-- Start RECORDED INFORMATION --
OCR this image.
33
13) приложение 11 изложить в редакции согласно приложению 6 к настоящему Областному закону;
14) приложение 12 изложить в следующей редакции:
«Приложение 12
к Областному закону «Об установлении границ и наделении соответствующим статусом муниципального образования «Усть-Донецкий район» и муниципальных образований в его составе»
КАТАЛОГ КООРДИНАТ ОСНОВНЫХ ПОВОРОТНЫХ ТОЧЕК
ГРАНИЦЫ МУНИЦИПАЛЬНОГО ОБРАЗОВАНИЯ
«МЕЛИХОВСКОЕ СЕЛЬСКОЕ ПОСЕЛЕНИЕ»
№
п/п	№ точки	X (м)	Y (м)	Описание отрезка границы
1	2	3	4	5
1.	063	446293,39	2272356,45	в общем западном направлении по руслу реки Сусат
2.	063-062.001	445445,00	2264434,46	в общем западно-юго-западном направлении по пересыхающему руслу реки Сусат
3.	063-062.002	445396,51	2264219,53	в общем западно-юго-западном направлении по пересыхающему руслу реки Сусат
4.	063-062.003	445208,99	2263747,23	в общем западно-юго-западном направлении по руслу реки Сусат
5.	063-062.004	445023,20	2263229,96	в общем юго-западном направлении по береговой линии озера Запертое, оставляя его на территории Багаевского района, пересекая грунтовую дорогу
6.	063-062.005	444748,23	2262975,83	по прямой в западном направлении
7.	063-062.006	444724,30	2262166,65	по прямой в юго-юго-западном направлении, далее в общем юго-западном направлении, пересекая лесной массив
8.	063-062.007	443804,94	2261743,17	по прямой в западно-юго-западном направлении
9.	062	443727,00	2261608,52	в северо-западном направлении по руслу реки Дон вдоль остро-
-- End RECORDED INFORMATION --
§ WORK INSTRUCTIONS: Using the material above, copy every line in which the string "закону" occurs.

§ OUTPUT BELOW:
13) приложение 11 изложить в редакции согласно приложению 6 к настоящему Областному закону;
к Областному закону «Об установлении границ и наделении соответствующим статусом муниципального образования «Усть-Донецкий район» и муниципальных образований в его составе»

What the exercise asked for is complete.